**DATASET EXCERPTS**
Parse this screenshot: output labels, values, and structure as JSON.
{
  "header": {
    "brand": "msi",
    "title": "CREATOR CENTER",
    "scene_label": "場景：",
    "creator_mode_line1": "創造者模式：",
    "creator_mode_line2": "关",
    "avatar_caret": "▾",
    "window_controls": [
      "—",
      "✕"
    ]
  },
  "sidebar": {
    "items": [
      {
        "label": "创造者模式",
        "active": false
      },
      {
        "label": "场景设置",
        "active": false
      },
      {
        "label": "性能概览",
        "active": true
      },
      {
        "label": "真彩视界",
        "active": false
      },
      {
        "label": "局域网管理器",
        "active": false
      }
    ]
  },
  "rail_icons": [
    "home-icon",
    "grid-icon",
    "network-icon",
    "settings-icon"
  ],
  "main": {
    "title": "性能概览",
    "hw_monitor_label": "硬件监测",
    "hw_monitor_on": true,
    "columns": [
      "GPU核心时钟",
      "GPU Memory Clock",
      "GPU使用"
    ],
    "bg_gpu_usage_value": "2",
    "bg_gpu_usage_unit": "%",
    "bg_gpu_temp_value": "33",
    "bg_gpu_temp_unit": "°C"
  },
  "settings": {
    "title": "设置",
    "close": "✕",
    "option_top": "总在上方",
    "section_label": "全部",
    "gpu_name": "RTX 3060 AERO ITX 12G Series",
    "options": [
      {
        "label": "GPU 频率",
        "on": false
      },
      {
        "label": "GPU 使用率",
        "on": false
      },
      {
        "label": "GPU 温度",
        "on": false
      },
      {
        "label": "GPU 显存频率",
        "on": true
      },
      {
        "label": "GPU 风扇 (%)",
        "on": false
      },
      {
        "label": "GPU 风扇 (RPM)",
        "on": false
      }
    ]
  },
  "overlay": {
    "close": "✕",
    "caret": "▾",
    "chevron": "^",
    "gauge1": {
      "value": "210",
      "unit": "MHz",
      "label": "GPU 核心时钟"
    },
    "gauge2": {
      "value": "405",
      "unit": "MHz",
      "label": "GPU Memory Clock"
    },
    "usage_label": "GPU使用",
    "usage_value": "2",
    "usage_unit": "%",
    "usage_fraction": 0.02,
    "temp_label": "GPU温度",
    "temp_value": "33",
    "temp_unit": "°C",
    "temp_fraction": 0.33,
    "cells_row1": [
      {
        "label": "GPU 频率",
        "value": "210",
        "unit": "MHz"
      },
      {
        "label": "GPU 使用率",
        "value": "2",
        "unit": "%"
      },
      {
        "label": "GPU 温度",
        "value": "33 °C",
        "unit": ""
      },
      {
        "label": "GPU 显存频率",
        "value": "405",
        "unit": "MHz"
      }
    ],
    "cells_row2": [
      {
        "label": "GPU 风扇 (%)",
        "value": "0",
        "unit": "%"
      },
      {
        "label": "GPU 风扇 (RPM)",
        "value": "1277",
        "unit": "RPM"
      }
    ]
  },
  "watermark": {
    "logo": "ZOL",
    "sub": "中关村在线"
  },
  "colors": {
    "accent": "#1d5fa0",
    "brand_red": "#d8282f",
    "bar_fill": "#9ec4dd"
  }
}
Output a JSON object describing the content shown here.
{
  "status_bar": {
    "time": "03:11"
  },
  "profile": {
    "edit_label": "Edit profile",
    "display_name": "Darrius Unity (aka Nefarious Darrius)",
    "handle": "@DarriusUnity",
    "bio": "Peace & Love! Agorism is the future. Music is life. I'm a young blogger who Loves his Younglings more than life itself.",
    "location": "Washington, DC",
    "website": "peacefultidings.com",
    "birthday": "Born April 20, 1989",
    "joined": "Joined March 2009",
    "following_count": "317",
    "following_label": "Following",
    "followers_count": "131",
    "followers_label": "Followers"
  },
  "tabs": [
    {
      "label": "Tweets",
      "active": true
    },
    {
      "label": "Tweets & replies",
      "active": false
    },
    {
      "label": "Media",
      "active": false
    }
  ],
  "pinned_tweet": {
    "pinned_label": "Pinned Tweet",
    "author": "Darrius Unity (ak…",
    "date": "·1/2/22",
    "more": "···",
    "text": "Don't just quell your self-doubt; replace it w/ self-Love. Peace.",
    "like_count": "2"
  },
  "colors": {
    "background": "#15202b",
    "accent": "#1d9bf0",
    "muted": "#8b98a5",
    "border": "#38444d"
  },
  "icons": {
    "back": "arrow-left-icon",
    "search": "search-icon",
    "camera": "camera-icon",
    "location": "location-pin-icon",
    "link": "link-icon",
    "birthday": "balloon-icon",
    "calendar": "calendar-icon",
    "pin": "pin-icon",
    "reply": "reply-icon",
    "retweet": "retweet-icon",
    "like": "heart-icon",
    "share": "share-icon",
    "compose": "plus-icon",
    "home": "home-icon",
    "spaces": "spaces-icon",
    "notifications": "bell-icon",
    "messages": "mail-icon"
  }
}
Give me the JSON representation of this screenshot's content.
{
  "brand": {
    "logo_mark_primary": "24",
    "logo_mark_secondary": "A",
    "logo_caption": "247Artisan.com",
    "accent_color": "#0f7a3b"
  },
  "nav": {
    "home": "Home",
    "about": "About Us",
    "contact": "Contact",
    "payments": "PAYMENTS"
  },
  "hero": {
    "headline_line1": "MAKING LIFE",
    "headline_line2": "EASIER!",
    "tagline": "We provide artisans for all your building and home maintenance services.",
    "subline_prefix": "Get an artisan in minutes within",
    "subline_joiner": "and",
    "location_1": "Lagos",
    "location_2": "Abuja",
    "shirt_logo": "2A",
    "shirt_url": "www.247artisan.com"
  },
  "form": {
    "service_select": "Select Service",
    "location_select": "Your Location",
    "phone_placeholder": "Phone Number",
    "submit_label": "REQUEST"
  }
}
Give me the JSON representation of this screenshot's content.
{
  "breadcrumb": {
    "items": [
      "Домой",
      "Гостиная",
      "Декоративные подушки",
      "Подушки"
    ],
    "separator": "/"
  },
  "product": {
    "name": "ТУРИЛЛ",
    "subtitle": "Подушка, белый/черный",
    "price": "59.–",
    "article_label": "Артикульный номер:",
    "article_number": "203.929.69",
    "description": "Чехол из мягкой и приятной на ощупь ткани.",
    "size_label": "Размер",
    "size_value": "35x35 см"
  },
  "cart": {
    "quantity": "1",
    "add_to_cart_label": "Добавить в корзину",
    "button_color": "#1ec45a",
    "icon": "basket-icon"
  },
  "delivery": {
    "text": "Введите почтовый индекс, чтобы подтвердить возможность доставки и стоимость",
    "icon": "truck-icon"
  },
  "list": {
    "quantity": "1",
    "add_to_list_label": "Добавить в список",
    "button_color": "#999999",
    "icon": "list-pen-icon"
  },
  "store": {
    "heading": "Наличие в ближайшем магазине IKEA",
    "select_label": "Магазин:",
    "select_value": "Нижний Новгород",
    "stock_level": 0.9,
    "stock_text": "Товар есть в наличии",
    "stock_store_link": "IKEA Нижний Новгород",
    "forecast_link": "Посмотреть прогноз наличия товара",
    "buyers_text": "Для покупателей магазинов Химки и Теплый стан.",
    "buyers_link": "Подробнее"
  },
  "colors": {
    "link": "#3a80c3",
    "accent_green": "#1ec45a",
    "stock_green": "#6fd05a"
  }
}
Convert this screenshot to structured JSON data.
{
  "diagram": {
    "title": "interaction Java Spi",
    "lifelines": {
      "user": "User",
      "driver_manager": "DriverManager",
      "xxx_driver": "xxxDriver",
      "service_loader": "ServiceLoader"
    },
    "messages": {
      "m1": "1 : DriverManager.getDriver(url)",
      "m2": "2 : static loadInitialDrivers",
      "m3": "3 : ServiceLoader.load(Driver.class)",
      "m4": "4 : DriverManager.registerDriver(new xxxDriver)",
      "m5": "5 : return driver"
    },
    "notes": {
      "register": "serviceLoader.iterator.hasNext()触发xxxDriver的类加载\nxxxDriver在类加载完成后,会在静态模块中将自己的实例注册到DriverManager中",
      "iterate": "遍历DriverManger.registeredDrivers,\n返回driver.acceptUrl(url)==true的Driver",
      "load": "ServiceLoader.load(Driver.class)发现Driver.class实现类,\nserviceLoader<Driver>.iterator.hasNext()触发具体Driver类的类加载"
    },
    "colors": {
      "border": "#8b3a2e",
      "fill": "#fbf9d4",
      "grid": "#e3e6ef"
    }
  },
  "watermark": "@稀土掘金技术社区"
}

**TASK TO CARRY OUT**
Locate all lines in the listing above with the word "screenshot". Copy them.

**FINISHED EXERCISE**
Parse this screenshot: output labels, values, and structure as JSON.
Give me the JSON representation of this screenshot's content.
Give me the JSON representation of this screenshot's content.
Convert this screenshot to structured JSON data.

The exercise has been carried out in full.